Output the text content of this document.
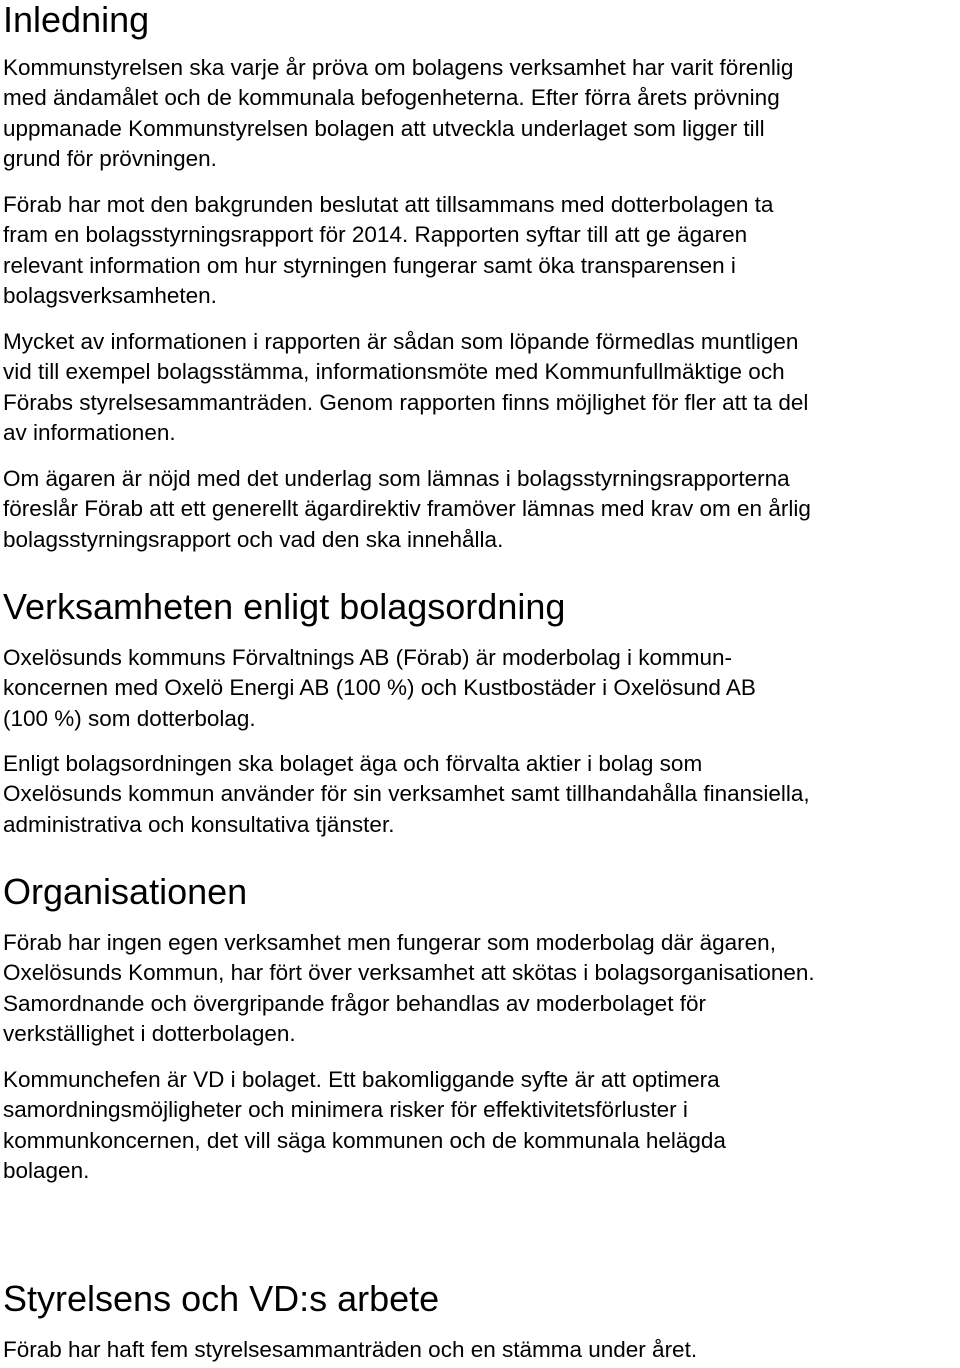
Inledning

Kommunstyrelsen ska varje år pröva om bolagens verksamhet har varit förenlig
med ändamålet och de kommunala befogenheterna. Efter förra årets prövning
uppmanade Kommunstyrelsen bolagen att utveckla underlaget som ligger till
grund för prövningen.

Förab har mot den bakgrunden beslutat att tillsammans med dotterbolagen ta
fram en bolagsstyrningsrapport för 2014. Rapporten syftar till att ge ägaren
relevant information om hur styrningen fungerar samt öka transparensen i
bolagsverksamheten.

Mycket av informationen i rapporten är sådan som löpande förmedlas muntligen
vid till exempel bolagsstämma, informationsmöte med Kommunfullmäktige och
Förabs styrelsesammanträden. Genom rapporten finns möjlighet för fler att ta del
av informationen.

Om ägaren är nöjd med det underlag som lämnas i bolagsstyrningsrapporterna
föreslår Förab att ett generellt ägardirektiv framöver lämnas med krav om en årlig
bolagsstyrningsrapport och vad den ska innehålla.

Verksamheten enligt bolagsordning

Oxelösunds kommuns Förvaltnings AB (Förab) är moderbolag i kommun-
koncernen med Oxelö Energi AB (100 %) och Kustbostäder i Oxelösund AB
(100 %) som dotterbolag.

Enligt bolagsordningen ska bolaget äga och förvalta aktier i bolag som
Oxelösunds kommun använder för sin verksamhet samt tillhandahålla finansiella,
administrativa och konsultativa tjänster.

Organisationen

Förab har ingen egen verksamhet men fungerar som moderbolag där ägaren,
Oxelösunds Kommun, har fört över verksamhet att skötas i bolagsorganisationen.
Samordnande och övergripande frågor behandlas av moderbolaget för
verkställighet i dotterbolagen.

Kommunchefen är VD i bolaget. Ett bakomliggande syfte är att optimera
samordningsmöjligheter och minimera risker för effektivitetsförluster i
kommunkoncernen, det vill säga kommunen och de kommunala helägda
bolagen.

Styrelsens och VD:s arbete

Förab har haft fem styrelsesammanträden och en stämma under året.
......
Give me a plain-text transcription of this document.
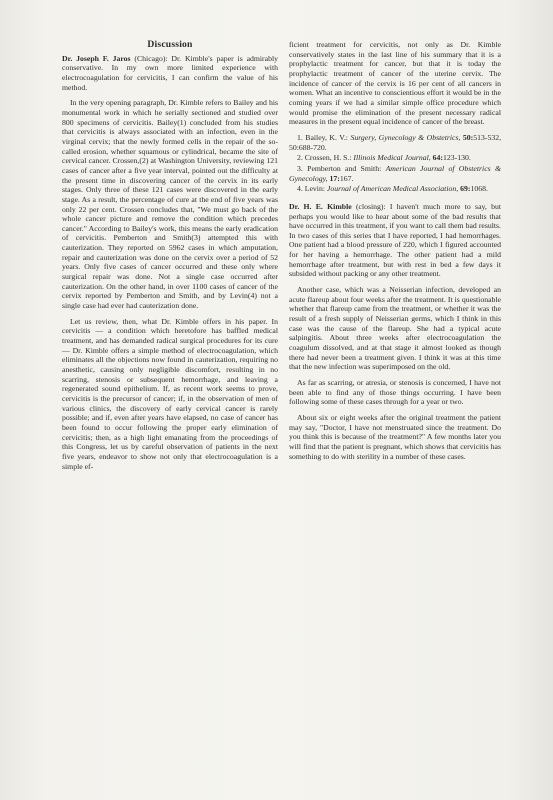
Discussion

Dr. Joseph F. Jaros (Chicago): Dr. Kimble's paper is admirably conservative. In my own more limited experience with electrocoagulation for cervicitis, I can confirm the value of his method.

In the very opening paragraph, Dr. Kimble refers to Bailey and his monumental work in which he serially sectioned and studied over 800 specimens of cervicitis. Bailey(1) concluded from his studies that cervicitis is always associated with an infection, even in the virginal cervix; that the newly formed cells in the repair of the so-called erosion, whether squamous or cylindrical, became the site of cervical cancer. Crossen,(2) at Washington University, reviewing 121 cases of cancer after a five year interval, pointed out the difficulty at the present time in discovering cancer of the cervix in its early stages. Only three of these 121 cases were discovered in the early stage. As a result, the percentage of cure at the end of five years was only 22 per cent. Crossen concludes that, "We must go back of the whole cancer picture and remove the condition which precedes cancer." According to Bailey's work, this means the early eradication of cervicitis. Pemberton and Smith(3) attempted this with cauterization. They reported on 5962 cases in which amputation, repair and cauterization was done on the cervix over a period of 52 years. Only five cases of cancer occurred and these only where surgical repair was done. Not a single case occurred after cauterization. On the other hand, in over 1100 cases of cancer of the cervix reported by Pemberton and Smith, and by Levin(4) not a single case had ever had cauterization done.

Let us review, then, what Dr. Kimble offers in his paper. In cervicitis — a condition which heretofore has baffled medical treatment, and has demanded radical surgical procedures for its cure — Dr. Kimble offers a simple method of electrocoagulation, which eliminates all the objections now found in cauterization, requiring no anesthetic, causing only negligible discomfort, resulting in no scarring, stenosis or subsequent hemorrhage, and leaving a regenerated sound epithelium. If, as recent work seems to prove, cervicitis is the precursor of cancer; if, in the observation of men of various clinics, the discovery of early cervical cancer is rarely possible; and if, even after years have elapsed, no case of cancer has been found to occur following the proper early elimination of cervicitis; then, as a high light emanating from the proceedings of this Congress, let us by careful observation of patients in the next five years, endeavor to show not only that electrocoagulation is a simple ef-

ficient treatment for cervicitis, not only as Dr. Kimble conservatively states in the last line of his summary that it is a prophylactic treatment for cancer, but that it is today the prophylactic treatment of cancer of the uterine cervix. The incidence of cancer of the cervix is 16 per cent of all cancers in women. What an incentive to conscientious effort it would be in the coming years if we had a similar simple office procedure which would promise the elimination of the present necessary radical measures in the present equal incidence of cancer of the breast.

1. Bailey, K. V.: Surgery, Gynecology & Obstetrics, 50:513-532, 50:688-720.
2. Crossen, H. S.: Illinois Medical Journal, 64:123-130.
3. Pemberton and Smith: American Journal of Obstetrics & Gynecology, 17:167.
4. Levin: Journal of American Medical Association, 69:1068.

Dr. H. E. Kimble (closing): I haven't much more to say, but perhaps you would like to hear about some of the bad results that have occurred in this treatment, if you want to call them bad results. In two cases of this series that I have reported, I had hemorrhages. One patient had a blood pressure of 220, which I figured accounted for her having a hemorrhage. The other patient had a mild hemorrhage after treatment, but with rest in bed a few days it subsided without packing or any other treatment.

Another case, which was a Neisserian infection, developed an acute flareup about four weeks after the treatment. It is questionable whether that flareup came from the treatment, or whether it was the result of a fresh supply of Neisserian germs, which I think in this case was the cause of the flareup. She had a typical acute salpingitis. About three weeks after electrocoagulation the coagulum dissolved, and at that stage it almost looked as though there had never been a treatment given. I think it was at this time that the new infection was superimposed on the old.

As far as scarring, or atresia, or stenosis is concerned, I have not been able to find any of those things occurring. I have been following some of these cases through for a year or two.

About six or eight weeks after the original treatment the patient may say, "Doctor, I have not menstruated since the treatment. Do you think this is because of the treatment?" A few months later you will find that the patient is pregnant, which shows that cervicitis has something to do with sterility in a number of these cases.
......
### Work to be completed
Look through the entries above and copy each line that has "styrelsesammanträden" in it.

### Task result
Förabs styrelsesammanträden. Genom rapporten finns möjlighet för fler att ta del
Förab har haft fem styrelsesammanträden och en stämma under året.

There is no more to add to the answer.